##### THE DATA #####

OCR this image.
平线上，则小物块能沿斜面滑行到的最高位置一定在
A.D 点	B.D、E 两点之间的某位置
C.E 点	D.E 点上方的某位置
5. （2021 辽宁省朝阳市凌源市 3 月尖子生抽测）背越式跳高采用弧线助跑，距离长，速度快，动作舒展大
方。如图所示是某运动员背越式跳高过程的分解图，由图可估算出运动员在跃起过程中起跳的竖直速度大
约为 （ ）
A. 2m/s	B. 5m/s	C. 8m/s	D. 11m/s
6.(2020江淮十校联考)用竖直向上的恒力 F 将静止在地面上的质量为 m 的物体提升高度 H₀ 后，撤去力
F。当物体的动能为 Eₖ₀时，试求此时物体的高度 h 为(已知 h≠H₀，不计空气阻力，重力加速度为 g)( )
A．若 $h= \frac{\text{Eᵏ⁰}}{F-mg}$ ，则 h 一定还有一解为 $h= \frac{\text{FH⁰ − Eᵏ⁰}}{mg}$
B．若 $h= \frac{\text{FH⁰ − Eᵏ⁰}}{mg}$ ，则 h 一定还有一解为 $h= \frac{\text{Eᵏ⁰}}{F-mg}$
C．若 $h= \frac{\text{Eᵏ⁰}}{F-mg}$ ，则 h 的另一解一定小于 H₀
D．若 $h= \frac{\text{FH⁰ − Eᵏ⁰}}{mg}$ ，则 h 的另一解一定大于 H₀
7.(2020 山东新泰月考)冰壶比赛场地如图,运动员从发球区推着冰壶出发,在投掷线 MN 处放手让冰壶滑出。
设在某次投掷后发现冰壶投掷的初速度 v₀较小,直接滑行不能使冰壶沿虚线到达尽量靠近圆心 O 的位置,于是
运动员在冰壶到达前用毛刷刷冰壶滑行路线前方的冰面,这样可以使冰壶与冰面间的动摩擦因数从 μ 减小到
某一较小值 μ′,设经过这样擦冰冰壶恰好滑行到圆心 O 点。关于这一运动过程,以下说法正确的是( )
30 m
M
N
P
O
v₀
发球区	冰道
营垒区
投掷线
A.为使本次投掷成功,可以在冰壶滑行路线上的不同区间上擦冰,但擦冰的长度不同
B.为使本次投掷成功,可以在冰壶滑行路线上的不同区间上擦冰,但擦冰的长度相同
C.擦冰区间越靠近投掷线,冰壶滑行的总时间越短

#####

§ **INSTRUCTION**: Go through the material and copy out every line with "frac" in it.

§ **SOLVED PROBLEM**:
A．若 $h= \frac{\text{Eᵏ⁰}}{F-mg}$ ，则 h 一定还有一解为 $h= \frac{\text{FH⁰ − Eᵏ⁰}}{mg}$
B．若 $h= \frac{\text{FH⁰ − Eᵏ⁰}}{mg}$ ，则 h 一定还有一解为 $h= \frac{\text{Eᵏ⁰}}{F-mg}$
C．若 $h= \frac{\text{Eᵏ⁰}}{F-mg}$ ，则 h 的另一解一定小于 H₀
D．若 $h= \frac{\text{FH⁰ − Eᵏ⁰}}{mg}$ ，则 h 的另一解一定大于 H₀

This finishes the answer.